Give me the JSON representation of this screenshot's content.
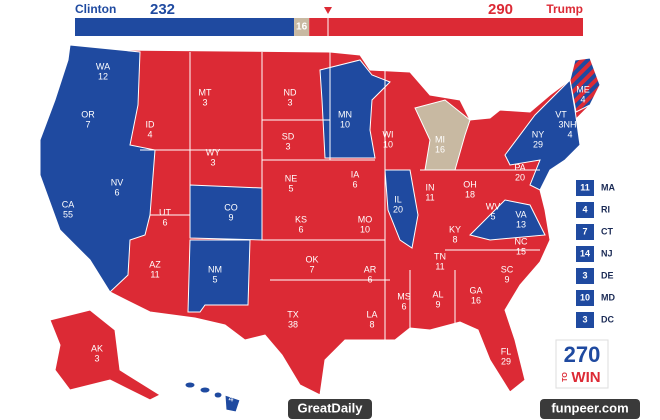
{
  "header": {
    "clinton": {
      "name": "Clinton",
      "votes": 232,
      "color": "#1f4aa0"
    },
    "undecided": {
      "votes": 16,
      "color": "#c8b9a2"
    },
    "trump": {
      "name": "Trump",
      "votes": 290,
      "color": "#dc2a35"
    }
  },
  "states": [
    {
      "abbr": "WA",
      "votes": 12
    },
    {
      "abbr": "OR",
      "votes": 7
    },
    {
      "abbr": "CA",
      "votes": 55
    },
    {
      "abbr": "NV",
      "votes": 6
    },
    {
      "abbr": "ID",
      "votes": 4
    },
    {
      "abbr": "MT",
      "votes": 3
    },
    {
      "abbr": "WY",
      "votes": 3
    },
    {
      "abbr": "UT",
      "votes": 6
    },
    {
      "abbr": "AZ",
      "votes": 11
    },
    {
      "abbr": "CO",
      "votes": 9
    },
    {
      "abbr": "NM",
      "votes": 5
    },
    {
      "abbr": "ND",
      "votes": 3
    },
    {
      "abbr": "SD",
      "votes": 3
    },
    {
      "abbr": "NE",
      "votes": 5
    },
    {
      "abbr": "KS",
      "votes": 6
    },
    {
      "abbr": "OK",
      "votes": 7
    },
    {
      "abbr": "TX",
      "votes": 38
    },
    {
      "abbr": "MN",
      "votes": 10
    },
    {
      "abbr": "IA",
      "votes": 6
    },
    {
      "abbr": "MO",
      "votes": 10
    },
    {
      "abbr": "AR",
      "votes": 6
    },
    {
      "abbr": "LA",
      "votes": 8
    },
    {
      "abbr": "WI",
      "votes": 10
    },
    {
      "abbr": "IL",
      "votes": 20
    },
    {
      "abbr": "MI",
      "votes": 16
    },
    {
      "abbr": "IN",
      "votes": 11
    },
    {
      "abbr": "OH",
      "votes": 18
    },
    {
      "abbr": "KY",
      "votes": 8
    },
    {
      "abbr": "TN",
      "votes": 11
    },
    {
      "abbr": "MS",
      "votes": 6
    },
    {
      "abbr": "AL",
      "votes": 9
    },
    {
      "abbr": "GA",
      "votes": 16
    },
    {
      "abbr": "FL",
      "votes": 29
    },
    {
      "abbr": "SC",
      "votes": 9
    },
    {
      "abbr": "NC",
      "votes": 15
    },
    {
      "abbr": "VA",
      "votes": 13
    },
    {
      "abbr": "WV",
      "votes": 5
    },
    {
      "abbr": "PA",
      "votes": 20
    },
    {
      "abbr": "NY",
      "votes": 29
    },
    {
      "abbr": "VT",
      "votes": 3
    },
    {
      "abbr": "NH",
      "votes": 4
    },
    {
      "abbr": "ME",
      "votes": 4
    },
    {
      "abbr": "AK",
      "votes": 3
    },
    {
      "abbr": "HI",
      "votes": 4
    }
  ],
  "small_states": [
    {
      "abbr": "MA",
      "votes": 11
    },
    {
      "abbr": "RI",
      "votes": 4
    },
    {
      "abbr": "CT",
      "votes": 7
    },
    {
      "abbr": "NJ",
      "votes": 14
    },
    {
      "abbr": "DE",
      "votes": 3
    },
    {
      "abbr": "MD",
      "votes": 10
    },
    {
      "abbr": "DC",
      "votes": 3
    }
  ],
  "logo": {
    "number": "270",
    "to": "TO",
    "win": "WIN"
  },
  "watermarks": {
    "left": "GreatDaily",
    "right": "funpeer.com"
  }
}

*****

> [To do] Count how many lines include the string "color". Nothing but the number is needed.

> [Result for this task] 3